Below are some records; repeat them all exactly, minus the pictures.

Figure dataset records:
___

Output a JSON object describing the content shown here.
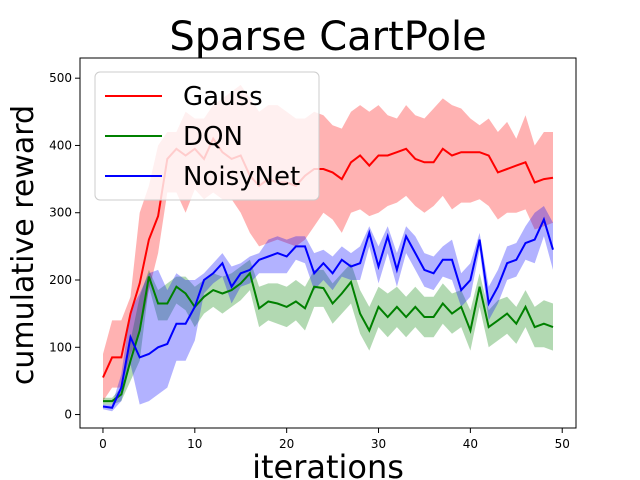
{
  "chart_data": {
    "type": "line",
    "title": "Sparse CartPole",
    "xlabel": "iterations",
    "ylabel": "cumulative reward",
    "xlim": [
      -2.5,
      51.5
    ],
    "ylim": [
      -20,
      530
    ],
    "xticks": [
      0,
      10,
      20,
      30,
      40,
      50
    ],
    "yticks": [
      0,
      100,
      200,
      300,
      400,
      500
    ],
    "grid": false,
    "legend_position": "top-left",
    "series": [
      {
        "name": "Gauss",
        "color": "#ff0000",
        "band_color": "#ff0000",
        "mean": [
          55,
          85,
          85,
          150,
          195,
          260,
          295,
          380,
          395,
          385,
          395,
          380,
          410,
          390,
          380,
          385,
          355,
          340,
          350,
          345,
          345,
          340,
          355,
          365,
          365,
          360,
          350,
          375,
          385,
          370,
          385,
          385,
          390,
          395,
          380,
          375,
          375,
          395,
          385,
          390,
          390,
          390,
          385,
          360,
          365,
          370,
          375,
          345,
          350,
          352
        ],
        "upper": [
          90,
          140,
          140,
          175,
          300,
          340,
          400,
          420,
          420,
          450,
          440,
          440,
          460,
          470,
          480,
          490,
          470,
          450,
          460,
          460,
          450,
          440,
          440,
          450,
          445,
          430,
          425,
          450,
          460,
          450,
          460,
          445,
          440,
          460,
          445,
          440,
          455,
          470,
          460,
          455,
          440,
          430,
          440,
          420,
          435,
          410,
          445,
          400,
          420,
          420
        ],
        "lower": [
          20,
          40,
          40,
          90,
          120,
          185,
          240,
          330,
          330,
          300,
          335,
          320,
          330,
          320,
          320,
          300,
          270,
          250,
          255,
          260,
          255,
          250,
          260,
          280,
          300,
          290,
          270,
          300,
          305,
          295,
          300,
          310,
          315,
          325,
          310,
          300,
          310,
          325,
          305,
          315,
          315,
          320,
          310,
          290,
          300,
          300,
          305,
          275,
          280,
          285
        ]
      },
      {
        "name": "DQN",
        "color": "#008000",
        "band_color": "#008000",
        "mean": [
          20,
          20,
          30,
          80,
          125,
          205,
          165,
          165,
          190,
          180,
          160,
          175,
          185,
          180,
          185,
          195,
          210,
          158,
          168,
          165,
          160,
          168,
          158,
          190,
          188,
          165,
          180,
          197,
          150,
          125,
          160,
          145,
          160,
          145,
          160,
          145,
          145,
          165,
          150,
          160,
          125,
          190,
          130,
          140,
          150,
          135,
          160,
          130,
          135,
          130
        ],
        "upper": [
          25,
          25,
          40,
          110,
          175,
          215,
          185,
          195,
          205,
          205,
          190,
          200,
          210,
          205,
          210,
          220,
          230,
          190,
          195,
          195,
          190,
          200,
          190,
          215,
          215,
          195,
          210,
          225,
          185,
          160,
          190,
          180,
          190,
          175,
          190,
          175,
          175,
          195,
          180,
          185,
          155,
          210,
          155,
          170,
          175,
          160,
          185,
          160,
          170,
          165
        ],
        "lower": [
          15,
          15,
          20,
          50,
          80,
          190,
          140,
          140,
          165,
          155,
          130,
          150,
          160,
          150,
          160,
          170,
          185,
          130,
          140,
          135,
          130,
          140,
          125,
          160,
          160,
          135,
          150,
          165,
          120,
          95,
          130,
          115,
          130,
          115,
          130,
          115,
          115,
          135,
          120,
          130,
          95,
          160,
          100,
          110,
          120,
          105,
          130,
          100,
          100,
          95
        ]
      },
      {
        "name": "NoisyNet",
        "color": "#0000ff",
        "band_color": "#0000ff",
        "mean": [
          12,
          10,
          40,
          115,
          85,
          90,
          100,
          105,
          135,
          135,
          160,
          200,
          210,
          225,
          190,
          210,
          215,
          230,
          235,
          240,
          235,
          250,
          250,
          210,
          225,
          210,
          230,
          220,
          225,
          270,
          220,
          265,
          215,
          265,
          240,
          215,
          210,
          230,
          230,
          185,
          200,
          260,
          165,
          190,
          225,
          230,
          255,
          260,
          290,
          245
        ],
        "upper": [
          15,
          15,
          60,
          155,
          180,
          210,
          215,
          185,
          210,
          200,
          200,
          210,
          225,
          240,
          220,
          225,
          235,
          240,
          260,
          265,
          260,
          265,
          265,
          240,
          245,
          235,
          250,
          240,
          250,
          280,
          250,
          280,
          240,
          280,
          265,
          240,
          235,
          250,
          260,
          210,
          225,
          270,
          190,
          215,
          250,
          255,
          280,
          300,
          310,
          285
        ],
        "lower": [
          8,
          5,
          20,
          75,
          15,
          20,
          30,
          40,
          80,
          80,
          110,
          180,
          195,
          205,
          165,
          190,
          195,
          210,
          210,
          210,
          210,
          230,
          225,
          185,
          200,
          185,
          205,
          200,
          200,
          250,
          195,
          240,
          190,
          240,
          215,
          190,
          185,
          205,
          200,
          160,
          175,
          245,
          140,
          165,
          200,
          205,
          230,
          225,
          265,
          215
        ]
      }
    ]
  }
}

___

## Solution for this exercise
Output a JSON object describing the content shown here.
{
  "chart_data": {
    "type": "line",
    "title": "Sparse CartPole",
    "xlabel": "iterations",
    "ylabel": "cumulative reward",
    "xlim": [
      -2.5,
      51.5
    ],
    "ylim": [
      -20,
      530
    ],
    "xticks": [
      0,
      10,
      20,
      30,
      40,
      50
    ],
    "yticks": [
      0,
      100,
      200,
      300,
      400,
      500
    ],
    "grid": false,
    "legend_position": "top-left",
    "series": [
      {
        "name": "Gauss",
        "color": "#ff0000",
        "band_color": "#ff0000",
        "mean": [
          55,
          85,
          85,
          150,
          195,
          260,
          295,
          380,
          395,
          385,
          395,
          380,
          410,
          390,
          380,
          385,
          355,
          340,
          350,
          345,
          345,
          340,
          355,
          365,
          365,
          360,
          350,
          375,
          385,
          370,
          385,
          385,
          390,
          395,
          380,
          375,
          375,
          395,
          385,
          390,
          390,
          390,
          385,
          360,
          365,
          370,
          375,
          345,
          350,
          352
        ],
        "upper": [
          90,
          140,
          140,
          175,
          300,
          340,
          400,
          420,
          420,
          450,
          440,
          440,
          460,
          470,
          480,
          490,
          470,
          450,
          460,
          460,
          450,
          440,
          440,
          450,
          445,
          430,
          425,
          450,
          460,
          450,
          460,
          445,
          440,
          460,
          445,
          440,
          455,
          470,
          460,
          455,
          440,
          430,
          440,
          420,
          435,
          410,
          445,
          400,
          420,
          420
        ],
        "lower": [
          20,
          40,
          40,
          90,
          120,
          185,
          240,
          330,
          330,
          300,
          335,
          320,
          330,
          320,
          320,
          300,
          270,
          250,
          255,
          260,
          255,
          250,
          260,
          280,
          300,
          290,
          270,
          300,
          305,
          295,
          300,
          310,
          315,
          325,
          310,
          300,
          310,
          325,
          305,
          315,
          315,
          320,
          310,
          290,
          300,
          300,
          305,
          275,
          280,
          285
        ]
      },
      {
        "name": "DQN",
        "color": "#008000",
        "band_color": "#008000",
        "mean": [
          20,
          20,
          30,
          80,
          125,
          205,
          165,
          165,
          190,
          180,
          160,
          175,
          185,
          180,
          185,
          195,
          210,
          158,
          168,
          165,
          160,
          168,
          158,
          190,
          188,
          165,
          180,
          197,
          150,
          125,
          160,
          145,
          160,
          145,
          160,
          145,
          145,
          165,
          150,
          160,
          125,
          190,
          130,
          140,
          150,
          135,
          160,
          130,
          135,
          130
        ],
        "upper": [
          25,
          25,
          40,
          110,
          175,
          215,
          185,
          195,
          205,
          205,
          190,
          200,
          210,
          205,
          210,
          220,
          230,
          190,
          195,
          195,
          190,
          200,
          190,
          215,
          215,
          195,
          210,
          225,
          185,
          160,
          190,
          180,
          190,
          175,
          190,
          175,
          175,
          195,
          180,
          185,
          155,
          210,
          155,
          170,
          175,
          160,
          185,
          160,
          170,
          165
        ],
        "lower": [
          15,
          15,
          20,
          50,
          80,
          190,
          140,
          140,
          165,
          155,
          130,
          150,
          160,
          150,
          160,
          170,
          185,
          130,
          140,
          135,
          130,
          140,
          125,
          160,
          160,
          135,
          150,
          165,
          120,
          95,
          130,
          115,
          130,
          115,
          130,
          115,
          115,
          135,
          120,
          130,
          95,
          160,
          100,
          110,
          120,
          105,
          130,
          100,
          100,
          95
        ]
      },
      {
        "name": "NoisyNet",
        "color": "#0000ff",
        "band_color": "#0000ff",
        "mean": [
          12,
          10,
          40,
          115,
          85,
          90,
          100,
          105,
          135,
          135,
          160,
          200,
          210,
          225,
          190,
          210,
          215,
          230,
          235,
          240,
          235,
          250,
          250,
          210,
          225,
          210,
          230,
          220,
          225,
          270,
          220,
          265,
          215,
          265,
          240,
          215,
          210,
          230,
          230,
          185,
          200,
          260,
          165,
          190,
          225,
          230,
          255,
          260,
          290,
          245
        ],
        "upper": [
          15,
          15,
          60,
          155,
          180,
          210,
          215,
          185,
          210,
          200,
          200,
          210,
          225,
          240,
          220,
          225,
          235,
          240,
          260,
          265,
          260,
          265,
          265,
          240,
          245,
          235,
          250,
          240,
          250,
          280,
          250,
          280,
          240,
          280,
          265,
          240,
          235,
          250,
          260,
          210,
          225,
          270,
          190,
          215,
          250,
          255,
          280,
          300,
          310,
          285
        ],
        "lower": [
          8,
          5,
          20,
          75,
          15,
          20,
          30,
          40,
          80,
          80,
          110,
          180,
          195,
          205,
          165,
          190,
          195,
          210,
          210,
          210,
          210,
          230,
          225,
          185,
          200,
          185,
          205,
          200,
          200,
          250,
          195,
          240,
          190,
          240,
          215,
          190,
          185,
          205,
          200,
          160,
          175,
          245,
          140,
          165,
          200,
          205,
          230,
          225,
          265,
          215
        ]
      }
    ]
  }
}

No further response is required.